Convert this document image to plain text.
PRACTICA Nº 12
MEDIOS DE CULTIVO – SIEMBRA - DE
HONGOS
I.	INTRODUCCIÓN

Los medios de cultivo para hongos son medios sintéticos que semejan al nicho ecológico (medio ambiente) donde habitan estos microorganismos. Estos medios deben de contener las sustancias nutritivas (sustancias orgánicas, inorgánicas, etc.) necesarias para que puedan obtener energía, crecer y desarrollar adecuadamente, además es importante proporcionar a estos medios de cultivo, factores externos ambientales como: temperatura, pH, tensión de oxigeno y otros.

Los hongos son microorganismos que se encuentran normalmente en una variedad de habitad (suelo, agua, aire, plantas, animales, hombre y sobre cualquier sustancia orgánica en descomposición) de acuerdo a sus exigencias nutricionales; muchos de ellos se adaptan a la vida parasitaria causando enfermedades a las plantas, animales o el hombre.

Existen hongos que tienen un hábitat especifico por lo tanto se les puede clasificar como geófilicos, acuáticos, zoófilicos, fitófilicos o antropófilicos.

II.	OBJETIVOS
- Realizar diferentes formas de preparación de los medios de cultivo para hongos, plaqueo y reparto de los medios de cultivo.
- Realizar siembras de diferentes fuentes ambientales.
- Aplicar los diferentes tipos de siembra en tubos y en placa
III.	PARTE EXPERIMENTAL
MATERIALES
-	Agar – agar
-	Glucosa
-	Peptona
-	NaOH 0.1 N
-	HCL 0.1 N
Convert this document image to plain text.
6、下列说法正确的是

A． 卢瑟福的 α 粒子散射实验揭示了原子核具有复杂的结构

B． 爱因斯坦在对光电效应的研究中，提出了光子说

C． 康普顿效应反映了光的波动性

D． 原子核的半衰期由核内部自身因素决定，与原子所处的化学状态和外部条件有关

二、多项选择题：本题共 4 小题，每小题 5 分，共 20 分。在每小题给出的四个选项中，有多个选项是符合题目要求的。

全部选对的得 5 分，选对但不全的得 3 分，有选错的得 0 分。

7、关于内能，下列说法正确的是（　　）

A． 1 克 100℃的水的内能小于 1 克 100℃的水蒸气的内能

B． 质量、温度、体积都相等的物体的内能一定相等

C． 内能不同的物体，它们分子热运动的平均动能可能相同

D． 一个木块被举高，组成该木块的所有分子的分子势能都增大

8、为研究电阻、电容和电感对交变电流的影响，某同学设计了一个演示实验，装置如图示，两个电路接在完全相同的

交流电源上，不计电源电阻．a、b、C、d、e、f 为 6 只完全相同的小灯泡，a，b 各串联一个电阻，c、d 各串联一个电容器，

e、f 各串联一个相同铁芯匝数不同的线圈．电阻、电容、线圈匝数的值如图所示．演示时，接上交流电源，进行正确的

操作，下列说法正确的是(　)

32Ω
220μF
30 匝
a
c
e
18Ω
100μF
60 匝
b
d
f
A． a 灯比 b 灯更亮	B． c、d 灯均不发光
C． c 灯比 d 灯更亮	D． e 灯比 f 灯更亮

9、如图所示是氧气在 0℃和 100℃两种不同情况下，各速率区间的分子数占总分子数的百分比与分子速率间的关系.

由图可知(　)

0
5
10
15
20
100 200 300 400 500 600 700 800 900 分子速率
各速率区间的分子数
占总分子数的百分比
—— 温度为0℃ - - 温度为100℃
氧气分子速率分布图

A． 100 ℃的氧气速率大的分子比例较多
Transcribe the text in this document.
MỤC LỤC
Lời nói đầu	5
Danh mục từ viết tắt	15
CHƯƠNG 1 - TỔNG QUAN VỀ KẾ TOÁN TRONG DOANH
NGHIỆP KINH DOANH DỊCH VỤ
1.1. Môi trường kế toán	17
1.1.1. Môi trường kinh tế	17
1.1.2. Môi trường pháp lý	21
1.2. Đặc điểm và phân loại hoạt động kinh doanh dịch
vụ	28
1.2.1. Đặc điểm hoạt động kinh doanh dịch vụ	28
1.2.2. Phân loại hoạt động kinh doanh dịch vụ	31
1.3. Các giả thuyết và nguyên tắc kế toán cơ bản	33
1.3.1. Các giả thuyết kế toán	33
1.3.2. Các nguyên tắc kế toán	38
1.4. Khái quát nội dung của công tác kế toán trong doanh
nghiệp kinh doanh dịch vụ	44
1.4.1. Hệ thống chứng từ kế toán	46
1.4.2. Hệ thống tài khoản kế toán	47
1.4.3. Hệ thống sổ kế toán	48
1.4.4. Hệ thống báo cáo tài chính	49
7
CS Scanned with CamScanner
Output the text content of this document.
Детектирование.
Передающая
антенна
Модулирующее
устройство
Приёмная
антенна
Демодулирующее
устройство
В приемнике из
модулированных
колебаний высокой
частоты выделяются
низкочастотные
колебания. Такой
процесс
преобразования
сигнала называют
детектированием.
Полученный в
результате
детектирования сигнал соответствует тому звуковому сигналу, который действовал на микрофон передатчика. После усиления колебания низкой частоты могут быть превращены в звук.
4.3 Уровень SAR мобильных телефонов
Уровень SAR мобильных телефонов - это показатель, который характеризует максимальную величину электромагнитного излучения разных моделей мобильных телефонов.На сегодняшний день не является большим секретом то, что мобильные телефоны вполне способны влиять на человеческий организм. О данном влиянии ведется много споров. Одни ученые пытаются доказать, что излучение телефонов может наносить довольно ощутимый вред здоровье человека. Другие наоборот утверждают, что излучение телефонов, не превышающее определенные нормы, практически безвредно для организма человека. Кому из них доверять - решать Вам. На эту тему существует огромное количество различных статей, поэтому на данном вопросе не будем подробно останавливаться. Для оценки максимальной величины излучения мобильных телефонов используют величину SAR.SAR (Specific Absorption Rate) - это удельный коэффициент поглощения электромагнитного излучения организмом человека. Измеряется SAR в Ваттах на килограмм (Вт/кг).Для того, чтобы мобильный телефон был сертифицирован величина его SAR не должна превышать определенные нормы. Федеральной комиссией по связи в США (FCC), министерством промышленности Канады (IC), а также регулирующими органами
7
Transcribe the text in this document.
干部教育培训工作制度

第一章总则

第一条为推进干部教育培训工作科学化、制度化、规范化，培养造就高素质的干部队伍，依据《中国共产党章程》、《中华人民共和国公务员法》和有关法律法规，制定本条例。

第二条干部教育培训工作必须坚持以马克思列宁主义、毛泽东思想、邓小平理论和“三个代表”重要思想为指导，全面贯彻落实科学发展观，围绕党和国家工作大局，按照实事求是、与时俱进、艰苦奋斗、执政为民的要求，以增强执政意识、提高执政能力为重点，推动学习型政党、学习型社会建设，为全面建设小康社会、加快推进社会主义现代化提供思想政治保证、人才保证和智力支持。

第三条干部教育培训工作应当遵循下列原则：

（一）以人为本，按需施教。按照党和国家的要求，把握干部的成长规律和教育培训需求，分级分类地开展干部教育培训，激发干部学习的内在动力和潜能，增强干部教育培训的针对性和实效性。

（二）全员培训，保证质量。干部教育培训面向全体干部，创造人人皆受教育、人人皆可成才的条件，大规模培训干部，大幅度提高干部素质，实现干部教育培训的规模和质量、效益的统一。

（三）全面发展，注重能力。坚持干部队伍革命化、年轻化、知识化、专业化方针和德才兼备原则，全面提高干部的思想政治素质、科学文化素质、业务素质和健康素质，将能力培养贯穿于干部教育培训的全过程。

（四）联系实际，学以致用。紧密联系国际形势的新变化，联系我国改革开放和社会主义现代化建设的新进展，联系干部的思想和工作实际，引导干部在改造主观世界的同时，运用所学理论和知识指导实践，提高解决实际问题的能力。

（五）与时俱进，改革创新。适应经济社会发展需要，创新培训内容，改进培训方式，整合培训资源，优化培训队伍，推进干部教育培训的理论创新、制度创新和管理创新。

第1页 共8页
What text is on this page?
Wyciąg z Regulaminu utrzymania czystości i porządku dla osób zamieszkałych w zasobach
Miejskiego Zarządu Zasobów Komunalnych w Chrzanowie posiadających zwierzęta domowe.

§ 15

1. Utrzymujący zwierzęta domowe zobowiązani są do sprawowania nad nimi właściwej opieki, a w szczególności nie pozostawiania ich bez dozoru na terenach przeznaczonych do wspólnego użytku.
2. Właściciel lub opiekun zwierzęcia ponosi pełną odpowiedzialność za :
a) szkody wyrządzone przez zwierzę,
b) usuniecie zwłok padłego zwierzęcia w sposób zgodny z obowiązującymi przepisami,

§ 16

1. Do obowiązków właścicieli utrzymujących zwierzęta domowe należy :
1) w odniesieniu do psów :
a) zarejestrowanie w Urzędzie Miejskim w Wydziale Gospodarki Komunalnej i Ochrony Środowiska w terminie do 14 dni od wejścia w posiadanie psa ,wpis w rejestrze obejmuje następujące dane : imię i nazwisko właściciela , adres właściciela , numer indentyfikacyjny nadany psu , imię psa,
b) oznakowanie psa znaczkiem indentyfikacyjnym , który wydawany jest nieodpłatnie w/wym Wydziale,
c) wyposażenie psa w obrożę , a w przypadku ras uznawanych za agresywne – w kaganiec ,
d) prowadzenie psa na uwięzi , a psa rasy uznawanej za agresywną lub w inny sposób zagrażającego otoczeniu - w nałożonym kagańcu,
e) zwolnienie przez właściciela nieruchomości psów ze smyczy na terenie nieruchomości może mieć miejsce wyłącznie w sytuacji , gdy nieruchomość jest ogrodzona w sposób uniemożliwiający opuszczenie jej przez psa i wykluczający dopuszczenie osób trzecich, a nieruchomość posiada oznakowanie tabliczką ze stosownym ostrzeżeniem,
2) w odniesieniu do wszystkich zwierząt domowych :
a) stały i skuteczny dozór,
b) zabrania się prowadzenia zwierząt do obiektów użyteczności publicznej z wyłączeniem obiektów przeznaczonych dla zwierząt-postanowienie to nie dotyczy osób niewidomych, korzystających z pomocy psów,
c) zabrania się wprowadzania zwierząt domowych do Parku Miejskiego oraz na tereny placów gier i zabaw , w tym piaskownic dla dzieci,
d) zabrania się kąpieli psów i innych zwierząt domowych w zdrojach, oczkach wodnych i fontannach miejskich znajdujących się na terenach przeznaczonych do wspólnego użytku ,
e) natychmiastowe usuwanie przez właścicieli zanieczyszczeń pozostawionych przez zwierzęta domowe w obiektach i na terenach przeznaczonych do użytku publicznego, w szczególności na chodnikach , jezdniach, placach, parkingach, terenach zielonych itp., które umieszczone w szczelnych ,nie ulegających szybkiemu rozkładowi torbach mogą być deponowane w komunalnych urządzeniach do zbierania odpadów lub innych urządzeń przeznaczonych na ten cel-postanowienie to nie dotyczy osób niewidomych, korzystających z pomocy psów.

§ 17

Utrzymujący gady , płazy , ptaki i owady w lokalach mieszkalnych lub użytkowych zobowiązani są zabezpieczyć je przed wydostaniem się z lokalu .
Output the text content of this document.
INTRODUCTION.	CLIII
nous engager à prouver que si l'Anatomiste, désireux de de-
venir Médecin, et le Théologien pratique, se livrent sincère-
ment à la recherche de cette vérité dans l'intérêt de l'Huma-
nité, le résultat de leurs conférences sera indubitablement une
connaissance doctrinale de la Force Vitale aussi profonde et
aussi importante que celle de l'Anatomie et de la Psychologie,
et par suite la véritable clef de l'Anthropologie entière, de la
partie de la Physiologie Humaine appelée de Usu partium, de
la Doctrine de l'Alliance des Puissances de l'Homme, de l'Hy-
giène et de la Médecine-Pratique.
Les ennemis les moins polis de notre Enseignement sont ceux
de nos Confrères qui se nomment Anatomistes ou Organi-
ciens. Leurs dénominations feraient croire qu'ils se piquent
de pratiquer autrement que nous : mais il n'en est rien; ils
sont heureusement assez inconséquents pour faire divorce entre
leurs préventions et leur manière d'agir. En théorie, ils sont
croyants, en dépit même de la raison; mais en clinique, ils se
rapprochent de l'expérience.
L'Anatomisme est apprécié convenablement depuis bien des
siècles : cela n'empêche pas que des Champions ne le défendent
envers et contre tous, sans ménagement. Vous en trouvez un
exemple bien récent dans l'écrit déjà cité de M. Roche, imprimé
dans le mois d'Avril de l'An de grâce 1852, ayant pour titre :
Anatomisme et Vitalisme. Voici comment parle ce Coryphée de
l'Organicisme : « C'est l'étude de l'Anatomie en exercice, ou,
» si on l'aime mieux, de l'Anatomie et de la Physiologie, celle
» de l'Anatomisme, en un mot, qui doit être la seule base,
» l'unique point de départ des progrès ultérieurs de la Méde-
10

**Objective:** Pick out and copy the lines of the entries that hold the string "động".

**Answer for this exercise:**
1.2. Đặc điểm và phân loại hoạt động kinh doanh dịch
1.2.1. Đặc điểm hoạt động kinh doanh dịch vụ	28
1.2.2. Phân loại hoạt động kinh doanh dịch vụ	31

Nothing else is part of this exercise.